Instructions for the task: Produce an exact copy of all the records.
■ ■ ■ ■ ■ ■ ■
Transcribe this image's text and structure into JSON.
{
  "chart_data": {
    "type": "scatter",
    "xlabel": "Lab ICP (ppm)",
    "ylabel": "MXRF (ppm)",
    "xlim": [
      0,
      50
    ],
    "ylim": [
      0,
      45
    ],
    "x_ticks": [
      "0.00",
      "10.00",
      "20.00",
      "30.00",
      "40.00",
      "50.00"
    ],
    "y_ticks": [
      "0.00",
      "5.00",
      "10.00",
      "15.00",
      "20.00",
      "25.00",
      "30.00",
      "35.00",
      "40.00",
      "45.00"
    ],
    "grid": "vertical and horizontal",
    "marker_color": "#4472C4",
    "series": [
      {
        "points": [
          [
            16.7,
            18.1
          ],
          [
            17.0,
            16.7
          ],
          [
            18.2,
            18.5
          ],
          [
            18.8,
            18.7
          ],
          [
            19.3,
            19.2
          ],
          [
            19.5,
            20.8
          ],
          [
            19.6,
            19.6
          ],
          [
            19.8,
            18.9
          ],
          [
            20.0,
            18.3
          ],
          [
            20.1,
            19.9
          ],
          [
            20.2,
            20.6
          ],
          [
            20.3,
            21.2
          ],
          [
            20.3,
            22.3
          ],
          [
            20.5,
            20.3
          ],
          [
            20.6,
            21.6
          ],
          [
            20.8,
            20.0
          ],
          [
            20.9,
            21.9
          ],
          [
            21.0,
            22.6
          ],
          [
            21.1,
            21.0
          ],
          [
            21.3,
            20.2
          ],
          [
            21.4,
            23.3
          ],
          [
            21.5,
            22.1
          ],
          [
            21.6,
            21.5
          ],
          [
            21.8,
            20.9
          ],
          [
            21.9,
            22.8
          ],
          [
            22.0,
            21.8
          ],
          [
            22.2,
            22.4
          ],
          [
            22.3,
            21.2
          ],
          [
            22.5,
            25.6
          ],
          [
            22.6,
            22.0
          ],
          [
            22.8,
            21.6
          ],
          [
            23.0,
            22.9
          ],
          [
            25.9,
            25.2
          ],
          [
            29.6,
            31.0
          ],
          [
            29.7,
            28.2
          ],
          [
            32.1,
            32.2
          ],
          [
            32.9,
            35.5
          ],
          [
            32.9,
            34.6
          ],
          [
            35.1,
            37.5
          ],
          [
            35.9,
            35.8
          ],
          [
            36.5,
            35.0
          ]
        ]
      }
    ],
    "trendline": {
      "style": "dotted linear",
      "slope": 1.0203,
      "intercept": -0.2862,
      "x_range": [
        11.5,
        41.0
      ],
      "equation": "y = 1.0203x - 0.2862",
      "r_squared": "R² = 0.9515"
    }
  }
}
■ ■ ■ ■ ■ ■ ■
Problem solution:
Transcribe this image's text and structure into JSON.
{
  "chart_data": {
    "type": "scatter",
    "xlabel": "Lab ICP (ppm)",
    "ylabel": "MXRF (ppm)",
    "xlim": [
      0,
      50
    ],
    "ylim": [
      0,
      45
    ],
    "x_ticks": [
      "0.00",
      "10.00",
      "20.00",
      "30.00",
      "40.00",
      "50.00"
    ],
    "y_ticks": [
      "0.00",
      "5.00",
      "10.00",
      "15.00",
      "20.00",
      "25.00",
      "30.00",
      "35.00",
      "40.00",
      "45.00"
    ],
    "grid": "vertical and horizontal",
    "marker_color": "#4472C4",
    "series": [
      {
        "points": [
          [
            16.7,
            18.1
          ],
          [
            17.0,
            16.7
          ],
          [
            18.2,
            18.5
          ],
          [
            18.8,
            18.7
          ],
          [
            19.3,
            19.2
          ],
          [
            19.5,
            20.8
          ],
          [
            19.6,
            19.6
          ],
          [
            19.8,
            18.9
          ],
          [
            20.0,
            18.3
          ],
          [
            20.1,
            19.9
          ],
          [
            20.2,
            20.6
          ],
          [
            20.3,
            21.2
          ],
          [
            20.3,
            22.3
          ],
          [
            20.5,
            20.3
          ],
          [
            20.6,
            21.6
          ],
          [
            20.8,
            20.0
          ],
          [
            20.9,
            21.9
          ],
          [
            21.0,
            22.6
          ],
          [
            21.1,
            21.0
          ],
          [
            21.3,
            20.2
          ],
          [
            21.4,
            23.3
          ],
          [
            21.5,
            22.1
          ],
          [
            21.6,
            21.5
          ],
          [
            21.8,
            20.9
          ],
          [
            21.9,
            22.8
          ],
          [
            22.0,
            21.8
          ],
          [
            22.2,
            22.4
          ],
          [
            22.3,
            21.2
          ],
          [
            22.5,
            25.6
          ],
          [
            22.6,
            22.0
          ],
          [
            22.8,
            21.6
          ],
          [
            23.0,
            22.9
          ],
          [
            25.9,
            25.2
          ],
          [
            29.6,
            31.0
          ],
          [
            29.7,
            28.2
          ],
          [
            32.1,
            32.2
          ],
          [
            32.9,
            35.5
          ],
          [
            32.9,
            34.6
          ],
          [
            35.1,
            37.5
          ],
          [
            35.9,
            35.8
          ],
          [
            36.5,
            35.0
          ]
        ]
      }
    ],
    "trendline": {
      "style": "dotted linear",
      "slope": 1.0203,
      "intercept": -0.2862,
      "x_range": [
        11.5,
        41.0
      ],
      "equation": "y = 1.0203x - 0.2862",
      "r_squared": "R² = 0.9515"
    }
  }
}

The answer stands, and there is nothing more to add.